WRITTEN REQUEST: Rewrite every entry below with "x-tick-label" changed to "x-axis-label" and nothing else altered.

MATERIAL SHOWN:
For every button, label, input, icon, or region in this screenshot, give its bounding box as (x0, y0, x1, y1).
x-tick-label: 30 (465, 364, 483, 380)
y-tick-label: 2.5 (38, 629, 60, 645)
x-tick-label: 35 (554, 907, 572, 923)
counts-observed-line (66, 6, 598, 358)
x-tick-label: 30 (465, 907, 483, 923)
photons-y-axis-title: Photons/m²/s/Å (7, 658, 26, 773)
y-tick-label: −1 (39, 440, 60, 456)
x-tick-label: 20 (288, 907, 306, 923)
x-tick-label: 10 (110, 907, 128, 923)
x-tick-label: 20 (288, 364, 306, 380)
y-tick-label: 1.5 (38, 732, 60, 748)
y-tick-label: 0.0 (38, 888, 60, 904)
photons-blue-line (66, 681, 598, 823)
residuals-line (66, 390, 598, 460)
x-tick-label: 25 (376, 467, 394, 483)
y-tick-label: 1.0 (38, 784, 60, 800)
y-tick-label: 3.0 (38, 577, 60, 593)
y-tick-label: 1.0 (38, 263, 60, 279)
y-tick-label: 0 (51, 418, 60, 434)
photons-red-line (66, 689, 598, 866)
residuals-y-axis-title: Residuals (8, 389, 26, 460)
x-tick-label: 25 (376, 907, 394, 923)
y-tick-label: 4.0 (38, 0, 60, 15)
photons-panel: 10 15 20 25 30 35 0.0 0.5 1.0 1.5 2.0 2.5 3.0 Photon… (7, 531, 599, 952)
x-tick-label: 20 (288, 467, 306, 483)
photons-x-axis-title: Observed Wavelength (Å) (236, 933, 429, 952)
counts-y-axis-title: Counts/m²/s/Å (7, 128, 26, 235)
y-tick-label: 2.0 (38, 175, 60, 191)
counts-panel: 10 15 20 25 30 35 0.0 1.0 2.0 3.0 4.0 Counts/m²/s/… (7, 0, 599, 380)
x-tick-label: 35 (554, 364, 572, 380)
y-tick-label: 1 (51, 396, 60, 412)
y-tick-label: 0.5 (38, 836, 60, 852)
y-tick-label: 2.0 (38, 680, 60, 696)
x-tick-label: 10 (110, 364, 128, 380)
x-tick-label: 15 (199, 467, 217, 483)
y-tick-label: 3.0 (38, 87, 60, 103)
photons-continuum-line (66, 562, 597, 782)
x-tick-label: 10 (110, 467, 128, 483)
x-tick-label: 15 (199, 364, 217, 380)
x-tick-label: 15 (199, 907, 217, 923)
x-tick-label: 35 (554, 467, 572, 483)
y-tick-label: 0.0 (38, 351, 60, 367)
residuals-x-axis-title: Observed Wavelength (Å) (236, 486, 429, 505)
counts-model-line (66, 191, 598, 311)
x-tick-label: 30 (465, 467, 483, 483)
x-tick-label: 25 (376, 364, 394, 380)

PROBLEM SOLUTION:
For every button, label, input, icon, or region in this screenshot, give its bounding box as (x0, y0, x1, y1).
x-axis-label: 30 (465, 364, 483, 380)
y-tick-label: 2.5 (38, 629, 60, 645)
x-axis-label: 35 (554, 907, 572, 923)
counts-observed-line (66, 6, 598, 358)
x-axis-label: 30 (465, 907, 483, 923)
photons-y-axis-title: Photons/m²/s/Å (7, 658, 26, 773)
y-tick-label: −1 (39, 440, 60, 456)
x-axis-label: 20 (288, 907, 306, 923)
x-axis-label: 10 (110, 907, 128, 923)
x-axis-label: 20 (288, 364, 306, 380)
y-tick-label: 1.5 (38, 732, 60, 748)
y-tick-label: 0.0 (38, 888, 60, 904)
photons-blue-line (66, 681, 598, 823)
residuals-line (66, 390, 598, 460)
x-axis-label: 25 (376, 467, 394, 483)
y-tick-label: 1.0 (38, 784, 60, 800)
y-tick-label: 3.0 (38, 577, 60, 593)
y-tick-label: 1.0 (38, 263, 60, 279)
y-tick-label: 0 (51, 418, 60, 434)
photons-red-line (66, 689, 598, 866)
residuals-y-axis-title: Residuals (8, 389, 26, 460)
x-axis-label: 25 (376, 907, 394, 923)
y-tick-label: 4.0 (38, 0, 60, 15)
photons-panel: 10 15 20 25 30 35 0.0 0.5 1.0 1.5 2.0 2.5 3.0 Photon… (7, 531, 599, 952)
x-axis-label: 20 (288, 467, 306, 483)
photons-x-axis-title: Observed Wavelength (Å) (236, 933, 429, 952)
counts-y-axis-title: Counts/m²/s/Å (7, 128, 26, 235)
y-tick-label: 2.0 (38, 175, 60, 191)
counts-panel: 10 15 20 25 30 35 0.0 1.0 2.0 3.0 4.0 Counts/m²/s/… (7, 0, 599, 380)
x-axis-label: 35 (554, 364, 572, 380)
y-tick-label: 1 (51, 396, 60, 412)
y-tick-label: 0.5 (38, 836, 60, 852)
y-tick-label: 2.0 (38, 680, 60, 696)
x-axis-label: 10 (110, 364, 128, 380)
x-axis-label: 15 (199, 467, 217, 483)
y-tick-label: 3.0 (38, 87, 60, 103)
photons-continuum-line (66, 562, 597, 782)
x-axis-label: 10 (110, 467, 128, 483)
x-axis-label: 15 (199, 364, 217, 380)
x-axis-label: 15 (199, 907, 217, 923)
x-axis-label: 35 (554, 467, 572, 483)
y-tick-label: 0.0 (38, 351, 60, 367)
residuals-x-axis-title: Observed Wavelength (Å) (236, 486, 429, 505)
counts-model-line (66, 191, 598, 311)
x-axis-label: 30 (465, 467, 483, 483)
x-axis-label: 25 (376, 364, 394, 380)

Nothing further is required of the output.